Copy every one of the following rows verbatim, without changing a single character.

☆ ☆ ☆

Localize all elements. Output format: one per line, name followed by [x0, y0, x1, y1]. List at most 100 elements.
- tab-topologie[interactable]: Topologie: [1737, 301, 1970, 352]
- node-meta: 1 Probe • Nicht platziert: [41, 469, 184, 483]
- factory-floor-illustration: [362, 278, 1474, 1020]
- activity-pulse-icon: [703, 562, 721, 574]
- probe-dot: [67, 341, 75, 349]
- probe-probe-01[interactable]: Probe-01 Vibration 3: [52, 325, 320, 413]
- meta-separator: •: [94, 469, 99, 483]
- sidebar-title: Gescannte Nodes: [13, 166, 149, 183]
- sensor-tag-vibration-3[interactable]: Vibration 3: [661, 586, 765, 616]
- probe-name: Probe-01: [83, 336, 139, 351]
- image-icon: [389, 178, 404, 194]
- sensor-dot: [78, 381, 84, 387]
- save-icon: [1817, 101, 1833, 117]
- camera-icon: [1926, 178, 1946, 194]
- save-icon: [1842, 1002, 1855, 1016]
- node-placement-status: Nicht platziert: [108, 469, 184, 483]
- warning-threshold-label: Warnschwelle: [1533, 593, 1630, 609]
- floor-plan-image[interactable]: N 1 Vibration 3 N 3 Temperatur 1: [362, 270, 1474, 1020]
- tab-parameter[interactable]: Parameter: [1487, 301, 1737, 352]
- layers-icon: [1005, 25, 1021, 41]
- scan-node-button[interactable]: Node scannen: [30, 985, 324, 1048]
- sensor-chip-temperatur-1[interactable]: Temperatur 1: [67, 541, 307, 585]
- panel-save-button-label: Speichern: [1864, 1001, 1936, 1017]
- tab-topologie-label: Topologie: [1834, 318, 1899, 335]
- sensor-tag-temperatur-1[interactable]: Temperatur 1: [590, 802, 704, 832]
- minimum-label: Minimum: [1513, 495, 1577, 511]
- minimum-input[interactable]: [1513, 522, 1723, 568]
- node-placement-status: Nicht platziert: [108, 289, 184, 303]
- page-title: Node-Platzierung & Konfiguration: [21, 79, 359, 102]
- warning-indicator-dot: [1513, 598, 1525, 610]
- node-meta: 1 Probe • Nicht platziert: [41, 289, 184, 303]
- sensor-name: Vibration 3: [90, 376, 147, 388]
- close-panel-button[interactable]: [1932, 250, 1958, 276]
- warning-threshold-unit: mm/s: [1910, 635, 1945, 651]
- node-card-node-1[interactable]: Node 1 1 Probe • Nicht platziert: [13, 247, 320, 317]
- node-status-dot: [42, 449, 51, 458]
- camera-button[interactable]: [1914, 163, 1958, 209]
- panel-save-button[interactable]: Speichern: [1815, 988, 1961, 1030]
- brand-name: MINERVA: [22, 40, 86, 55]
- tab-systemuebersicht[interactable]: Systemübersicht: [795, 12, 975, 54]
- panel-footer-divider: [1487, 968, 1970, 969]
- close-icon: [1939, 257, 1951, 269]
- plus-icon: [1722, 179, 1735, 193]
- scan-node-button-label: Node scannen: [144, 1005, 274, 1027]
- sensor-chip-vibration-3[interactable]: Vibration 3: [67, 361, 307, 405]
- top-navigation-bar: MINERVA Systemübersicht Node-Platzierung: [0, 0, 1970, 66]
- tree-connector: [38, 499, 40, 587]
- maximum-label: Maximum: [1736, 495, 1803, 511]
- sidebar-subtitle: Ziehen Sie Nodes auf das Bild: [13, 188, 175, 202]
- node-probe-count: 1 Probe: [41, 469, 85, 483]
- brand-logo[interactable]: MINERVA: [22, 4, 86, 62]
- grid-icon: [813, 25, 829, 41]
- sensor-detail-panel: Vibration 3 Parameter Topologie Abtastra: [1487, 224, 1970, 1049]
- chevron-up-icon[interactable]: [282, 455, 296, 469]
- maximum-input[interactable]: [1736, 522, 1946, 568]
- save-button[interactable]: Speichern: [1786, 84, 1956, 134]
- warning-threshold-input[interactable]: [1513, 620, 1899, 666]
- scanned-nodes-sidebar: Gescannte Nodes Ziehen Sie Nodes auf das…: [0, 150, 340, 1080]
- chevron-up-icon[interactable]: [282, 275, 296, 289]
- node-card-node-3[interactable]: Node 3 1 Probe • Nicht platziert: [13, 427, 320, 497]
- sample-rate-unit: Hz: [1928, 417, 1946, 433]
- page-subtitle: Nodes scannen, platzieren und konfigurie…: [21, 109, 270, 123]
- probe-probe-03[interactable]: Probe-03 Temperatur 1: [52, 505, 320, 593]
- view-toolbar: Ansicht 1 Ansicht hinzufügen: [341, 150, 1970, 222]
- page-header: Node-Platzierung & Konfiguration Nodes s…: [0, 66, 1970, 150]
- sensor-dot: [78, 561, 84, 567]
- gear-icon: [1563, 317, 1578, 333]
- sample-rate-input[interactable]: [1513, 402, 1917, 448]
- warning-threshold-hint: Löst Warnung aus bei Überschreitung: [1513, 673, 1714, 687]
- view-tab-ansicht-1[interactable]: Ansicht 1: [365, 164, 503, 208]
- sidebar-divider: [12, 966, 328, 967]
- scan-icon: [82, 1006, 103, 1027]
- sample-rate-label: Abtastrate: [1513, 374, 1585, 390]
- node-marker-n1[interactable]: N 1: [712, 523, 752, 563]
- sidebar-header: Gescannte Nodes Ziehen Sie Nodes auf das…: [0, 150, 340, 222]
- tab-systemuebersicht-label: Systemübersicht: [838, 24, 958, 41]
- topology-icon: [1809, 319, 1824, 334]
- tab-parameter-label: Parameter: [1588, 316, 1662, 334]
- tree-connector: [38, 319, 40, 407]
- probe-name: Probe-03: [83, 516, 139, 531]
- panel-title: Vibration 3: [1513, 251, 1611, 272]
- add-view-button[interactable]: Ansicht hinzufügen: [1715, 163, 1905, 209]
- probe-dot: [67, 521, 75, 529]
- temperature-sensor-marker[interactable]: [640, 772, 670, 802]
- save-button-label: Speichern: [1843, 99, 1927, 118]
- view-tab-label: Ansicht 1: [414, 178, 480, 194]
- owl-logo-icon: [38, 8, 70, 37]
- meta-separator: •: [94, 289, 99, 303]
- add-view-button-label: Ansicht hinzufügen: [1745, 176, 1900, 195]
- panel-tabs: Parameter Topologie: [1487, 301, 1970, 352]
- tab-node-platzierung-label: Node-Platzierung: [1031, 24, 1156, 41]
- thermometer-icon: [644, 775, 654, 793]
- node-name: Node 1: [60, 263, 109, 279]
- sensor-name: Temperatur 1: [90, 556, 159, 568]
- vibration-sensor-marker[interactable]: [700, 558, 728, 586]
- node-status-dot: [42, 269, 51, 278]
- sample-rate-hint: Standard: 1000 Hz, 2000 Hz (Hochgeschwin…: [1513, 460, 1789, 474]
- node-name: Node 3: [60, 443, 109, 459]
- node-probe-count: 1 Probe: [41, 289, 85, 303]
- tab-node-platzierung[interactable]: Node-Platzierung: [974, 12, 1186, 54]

☆ ☆ ☆

▶ _REPLY TO THE TASK_
Localize all elements. Output format: one per line, name followed by [x0, y0, x1, y1]. List at most 100 elements.
- tab-topologie[interactable]: Topologie: [1737, 301, 1970, 352]
- node-meta: 1 Probe • Nicht platziert: [41, 469, 184, 483]
- factory-floor-illustration: [362, 278, 1474, 1020]
- activity-pulse-icon: [703, 562, 721, 574]
- probe-dot: [67, 341, 75, 349]
- probe-probe-01[interactable]: Probe-01 Vibration 3: [52, 325, 320, 413]
- meta-separator: •: [94, 469, 99, 483]
- sidebar-title: Gescannte Nodes: [13, 166, 149, 183]
- sensor-tag-vibration-3[interactable]: Vibration 3: [661, 586, 765, 616]
- probe-name: Probe-01: [83, 336, 139, 351]
- image-icon: [389, 178, 404, 194]
- sensor-dot: [78, 381, 84, 387]
- save-icon: [1817, 101, 1833, 117]
- camera-icon: [1926, 178, 1946, 194]
- save-icon: [1842, 1002, 1855, 1016]
- node-placement-status: Nicht platziert: [108, 469, 184, 483]
- warning-threshold-label: Warnschwelle: [1533, 593, 1630, 609]
- floor-plan-image[interactable]: N 1 Vibration 3 N 3 Temperatur 1: [362, 270, 1474, 1020]
- tab-parameter[interactable]: Parameter: [1487, 301, 1737, 352]
- layers-icon: [1005, 25, 1021, 41]
- scan-node-button[interactable]: Node scannen: [30, 985, 324, 1048]
- sensor-chip-temperatur-1[interactable]: Temperatur 1: [67, 541, 307, 585]
- panel-save-button-label: Speichern: [1864, 1001, 1936, 1017]
- tab-topologie-label: Topologie: [1834, 318, 1899, 335]
- sensor-tag-temperatur-1[interactable]: Temperatur 1: [590, 802, 704, 832]
- minimum-label: Minimum: [1513, 495, 1577, 511]
- minimum-input[interactable]: [1513, 522, 1723, 568]
- node-placement-status: Nicht platziert: [108, 289, 184, 303]
- page-title: Node-Platzierung & Konfiguration: [21, 79, 359, 102]
- warning-indicator-dot: [1513, 598, 1525, 610]
- node-meta: 1 Probe • Nicht platziert: [41, 289, 184, 303]
- sensor-name: Vibration 3: [90, 376, 147, 388]
- close-panel-button[interactable]: [1932, 250, 1958, 276]
- warning-threshold-unit: mm/s: [1910, 635, 1945, 651]
- node-card-node-1[interactable]: Node 1 1 Probe • Nicht platziert: [13, 247, 320, 317]
- node-status-dot: [42, 449, 51, 458]
- camera-button[interactable]: [1914, 163, 1958, 209]
- panel-save-button[interactable]: Speichern: [1815, 988, 1961, 1030]
- brand-name: MINERVA: [22, 40, 86, 55]
- tab-systemuebersicht[interactable]: Systemübersicht: [795, 12, 975, 54]
- panel-footer-divider: [1487, 968, 1970, 969]
- close-icon: [1939, 257, 1951, 269]
- plus-icon: [1722, 179, 1735, 193]
- scan-node-button-label: Node scannen: [144, 1005, 274, 1027]
- sensor-chip-vibration-3[interactable]: Vibration 3: [67, 361, 307, 405]
- top-navigation-bar: MINERVA Systemübersicht Node-Platzierung: [0, 0, 1970, 66]
- tree-connector: [38, 499, 40, 587]
- maximum-label: Maximum: [1736, 495, 1803, 511]
- sidebar-subtitle: Ziehen Sie Nodes auf das Bild: [13, 188, 175, 202]
- node-probe-count: 1 Probe: [41, 469, 85, 483]
- brand-logo[interactable]: MINERVA: [22, 4, 86, 62]
- grid-icon: [813, 25, 829, 41]
- sensor-detail-panel: Vibration 3 Parameter Topologie Abtastra: [1487, 224, 1970, 1049]
- chevron-up-icon[interactable]: [282, 455, 296, 469]
- maximum-input[interactable]: [1736, 522, 1946, 568]
- save-button[interactable]: Speichern: [1786, 84, 1956, 134]
- warning-threshold-input[interactable]: [1513, 620, 1899, 666]
- scanned-nodes-sidebar: Gescannte Nodes Ziehen Sie Nodes auf das…: [0, 150, 340, 1080]
- chevron-up-icon[interactable]: [282, 275, 296, 289]
- node-card-node-3[interactable]: Node 3 1 Probe • Nicht platziert: [13, 427, 320, 497]
- sample-rate-unit: Hz: [1928, 417, 1946, 433]
- page-subtitle: Nodes scannen, platzieren und konfigurie…: [21, 109, 270, 123]
- probe-probe-03[interactable]: Probe-03 Temperatur 1: [52, 505, 320, 593]
- view-toolbar: Ansicht 1 Ansicht hinzufügen: [341, 150, 1970, 222]
- page-header: Node-Platzierung & Konfiguration Nodes s…: [0, 66, 1970, 150]
- sensor-dot: [78, 561, 84, 567]
- gear-icon: [1563, 317, 1578, 333]
- sample-rate-input[interactable]: [1513, 402, 1917, 448]
- warning-threshold-hint: Löst Warnung aus bei Überschreitung: [1513, 673, 1714, 687]
- view-tab-ansicht-1[interactable]: Ansicht 1: [365, 164, 503, 208]
- sidebar-divider: [12, 966, 328, 967]
- scan-icon: [82, 1006, 103, 1027]
- sample-rate-label: Abtastrate: [1513, 374, 1585, 390]
- node-marker-n1[interactable]: N 1: [712, 523, 752, 563]
- sidebar-header: Gescannte Nodes Ziehen Sie Nodes auf das…: [0, 150, 340, 222]
- tab-systemuebersicht-label: Systemübersicht: [838, 24, 958, 41]
- topology-icon: [1809, 319, 1824, 334]
- tab-parameter-label: Parameter: [1588, 316, 1662, 334]
- tree-connector: [38, 319, 40, 407]
- probe-name: Probe-03: [83, 516, 139, 531]
- panel-title: Vibration 3: [1513, 251, 1611, 272]
- add-view-button[interactable]: Ansicht hinzufügen: [1715, 163, 1905, 209]
- probe-dot: [67, 521, 75, 529]
- temperature-sensor-marker[interactable]: [640, 772, 670, 802]
- save-button-label: Speichern: [1843, 99, 1927, 118]
- view-tab-label: Ansicht 1: [414, 178, 480, 194]
- owl-logo-icon: [38, 8, 70, 37]
- meta-separator: •: [94, 289, 99, 303]
- add-view-button-label: Ansicht hinzufügen: [1745, 176, 1900, 195]
- panel-tabs: Parameter Topologie: [1487, 301, 1970, 352]
- tab-node-platzierung-label: Node-Platzierung: [1031, 24, 1156, 41]
- thermometer-icon: [644, 775, 654, 793]
- node-name: Node 1: [60, 263, 109, 279]
- sensor-name: Temperatur 1: [90, 556, 159, 568]
- vibration-sensor-marker[interactable]: [700, 558, 728, 586]
- node-status-dot: [42, 269, 51, 278]
- sample-rate-hint: Standard: 1000 Hz, 2000 Hz (Hochgeschwin…: [1513, 460, 1789, 474]
- node-name: Node 3: [60, 443, 109, 459]
- node-probe-count: 1 Probe: [41, 289, 85, 303]
- tab-node-platzierung[interactable]: Node-Platzierung: [974, 12, 1186, 54]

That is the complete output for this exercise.